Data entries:
§

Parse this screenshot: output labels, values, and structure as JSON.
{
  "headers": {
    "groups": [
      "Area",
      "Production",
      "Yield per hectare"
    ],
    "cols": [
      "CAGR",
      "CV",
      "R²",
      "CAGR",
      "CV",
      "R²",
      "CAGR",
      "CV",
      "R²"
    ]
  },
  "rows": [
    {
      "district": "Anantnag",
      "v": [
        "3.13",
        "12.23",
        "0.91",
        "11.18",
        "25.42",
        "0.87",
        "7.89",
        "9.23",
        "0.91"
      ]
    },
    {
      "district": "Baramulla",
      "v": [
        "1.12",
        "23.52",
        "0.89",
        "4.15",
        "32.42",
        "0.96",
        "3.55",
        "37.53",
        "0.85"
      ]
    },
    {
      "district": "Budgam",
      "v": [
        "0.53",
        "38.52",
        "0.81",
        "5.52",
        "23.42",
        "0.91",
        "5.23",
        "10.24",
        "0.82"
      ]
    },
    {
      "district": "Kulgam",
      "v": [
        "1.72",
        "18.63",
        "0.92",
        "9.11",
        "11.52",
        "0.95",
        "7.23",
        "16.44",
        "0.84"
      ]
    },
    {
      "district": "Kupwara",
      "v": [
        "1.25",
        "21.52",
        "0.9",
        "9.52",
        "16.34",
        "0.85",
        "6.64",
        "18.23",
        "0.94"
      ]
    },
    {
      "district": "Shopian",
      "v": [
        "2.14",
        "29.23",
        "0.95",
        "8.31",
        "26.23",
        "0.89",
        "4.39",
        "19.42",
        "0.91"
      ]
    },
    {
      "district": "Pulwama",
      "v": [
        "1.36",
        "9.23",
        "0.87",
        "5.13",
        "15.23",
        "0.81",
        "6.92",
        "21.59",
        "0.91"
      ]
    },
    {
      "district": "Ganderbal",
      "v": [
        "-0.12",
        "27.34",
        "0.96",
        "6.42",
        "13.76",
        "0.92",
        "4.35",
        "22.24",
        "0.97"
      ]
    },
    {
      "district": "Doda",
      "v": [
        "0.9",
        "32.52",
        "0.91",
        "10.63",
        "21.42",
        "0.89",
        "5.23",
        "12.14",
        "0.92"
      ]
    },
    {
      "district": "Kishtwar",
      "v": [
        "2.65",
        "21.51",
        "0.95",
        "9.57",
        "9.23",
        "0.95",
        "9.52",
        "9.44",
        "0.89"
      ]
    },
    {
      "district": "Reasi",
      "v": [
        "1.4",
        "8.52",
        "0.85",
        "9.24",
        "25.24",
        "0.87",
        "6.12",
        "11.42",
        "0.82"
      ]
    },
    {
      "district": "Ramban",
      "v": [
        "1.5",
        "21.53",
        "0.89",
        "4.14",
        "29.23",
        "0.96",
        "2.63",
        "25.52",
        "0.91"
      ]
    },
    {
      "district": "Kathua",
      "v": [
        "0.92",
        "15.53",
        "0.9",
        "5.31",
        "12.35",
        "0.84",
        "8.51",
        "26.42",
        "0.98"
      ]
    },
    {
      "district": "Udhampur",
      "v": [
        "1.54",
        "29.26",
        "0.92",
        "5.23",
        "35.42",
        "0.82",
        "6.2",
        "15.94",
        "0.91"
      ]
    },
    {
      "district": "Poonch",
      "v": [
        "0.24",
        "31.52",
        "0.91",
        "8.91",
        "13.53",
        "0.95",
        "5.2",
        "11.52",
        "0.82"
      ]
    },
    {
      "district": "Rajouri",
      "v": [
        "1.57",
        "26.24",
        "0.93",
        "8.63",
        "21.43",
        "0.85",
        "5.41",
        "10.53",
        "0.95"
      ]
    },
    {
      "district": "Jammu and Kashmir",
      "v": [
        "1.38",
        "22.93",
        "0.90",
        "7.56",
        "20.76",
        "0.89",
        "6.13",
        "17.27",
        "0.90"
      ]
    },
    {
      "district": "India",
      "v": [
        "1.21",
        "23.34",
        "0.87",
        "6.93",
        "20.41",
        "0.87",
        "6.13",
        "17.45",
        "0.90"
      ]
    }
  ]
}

§

Your task is to transcribe the material exactly.

Parse this screenshot: output labels, values, and structure as JSON.
{
  "headers": {
    "groups": [
      "Area",
      "Production",
      "Yield per hectare"
    ],
    "cols": [
      "CAGR",
      "CV",
      "R²",
      "CAGR",
      "CV",
      "R²",
      "CAGR",
      "CV",
      "R²"
    ]
  },
  "rows": [
    {
      "district": "Anantnag",
      "v": [
        "3.13",
        "12.23",
        "0.91",
        "11.18",
        "25.42",
        "0.87",
        "7.89",
        "9.23",
        "0.91"
      ]
    },
    {
      "district": "Baramulla",
      "v": [
        "1.12",
        "23.52",
        "0.89",
        "4.15",
        "32.42",
        "0.96",
        "3.55",
        "37.53",
        "0.85"
      ]
    },
    {
      "district": "Budgam",
      "v": [
        "0.53",
        "38.52",
        "0.81",
        "5.52",
        "23.42",
        "0.91",
        "5.23",
        "10.24",
        "0.82"
      ]
    },
    {
      "district": "Kulgam",
      "v": [
        "1.72",
        "18.63",
        "0.92",
        "9.11",
        "11.52",
        "0.95",
        "7.23",
        "16.44",
        "0.84"
      ]
    },
    {
      "district": "Kupwara",
      "v": [
        "1.25",
        "21.52",
        "0.9",
        "9.52",
        "16.34",
        "0.85",
        "6.64",
        "18.23",
        "0.94"
      ]
    },
    {
      "district": "Shopian",
      "v": [
        "2.14",
        "29.23",
        "0.95",
        "8.31",
        "26.23",
        "0.89",
        "4.39",
        "19.42",
        "0.91"
      ]
    },
    {
      "district": "Pulwama",
      "v": [
        "1.36",
        "9.23",
        "0.87",
        "5.13",
        "15.23",
        "0.81",
        "6.92",
        "21.59",
        "0.91"
      ]
    },
    {
      "district": "Ganderbal",
      "v": [
        "-0.12",
        "27.34",
        "0.96",
        "6.42",
        "13.76",
        "0.92",
        "4.35",
        "22.24",
        "0.97"
      ]
    },
    {
      "district": "Doda",
      "v": [
        "0.9",
        "32.52",
        "0.91",
        "10.63",
        "21.42",
        "0.89",
        "5.23",
        "12.14",
        "0.92"
      ]
    },
    {
      "district": "Kishtwar",
      "v": [
        "2.65",
        "21.51",
        "0.95",
        "9.57",
        "9.23",
        "0.95",
        "9.52",
        "9.44",
        "0.89"
      ]
    },
    {
      "district": "Reasi",
      "v": [
        "1.4",
        "8.52",
        "0.85",
        "9.24",
        "25.24",
        "0.87",
        "6.12",
        "11.42",
        "0.82"
      ]
    },
    {
      "district": "Ramban",
      "v": [
        "1.5",
        "21.53",
        "0.89",
        "4.14",
        "29.23",
        "0.96",
        "2.63",
        "25.52",
        "0.91"
      ]
    },
    {
      "district": "Kathua",
      "v": [
        "0.92",
        "15.53",
        "0.9",
        "5.31",
        "12.35",
        "0.84",
        "8.51",
        "26.42",
        "0.98"
      ]
    },
    {
      "district": "Udhampur",
      "v": [
        "1.54",
        "29.26",
        "0.92",
        "5.23",
        "35.42",
        "0.82",
        "6.2",
        "15.94",
        "0.91"
      ]
    },
    {
      "district": "Poonch",
      "v": [
        "0.24",
        "31.52",
        "0.91",
        "8.91",
        "13.53",
        "0.95",
        "5.2",
        "11.52",
        "0.82"
      ]
    },
    {
      "district": "Rajouri",
      "v": [
        "1.57",
        "26.24",
        "0.93",
        "8.63",
        "21.43",
        "0.85",
        "5.41",
        "10.53",
        "0.95"
      ]
    },
    {
      "district": "Jammu and Kashmir",
      "v": [
        "1.38",
        "22.93",
        "0.90",
        "7.56",
        "20.76",
        "0.89",
        "6.13",
        "17.27",
        "0.90"
      ]
    },
    {
      "district": "India",
      "v": [
        "1.21",
        "23.34",
        "0.87",
        "6.93",
        "20.41",
        "0.87",
        "6.13",
        "17.45",
        "0.90"
      ]
    }
  ]
}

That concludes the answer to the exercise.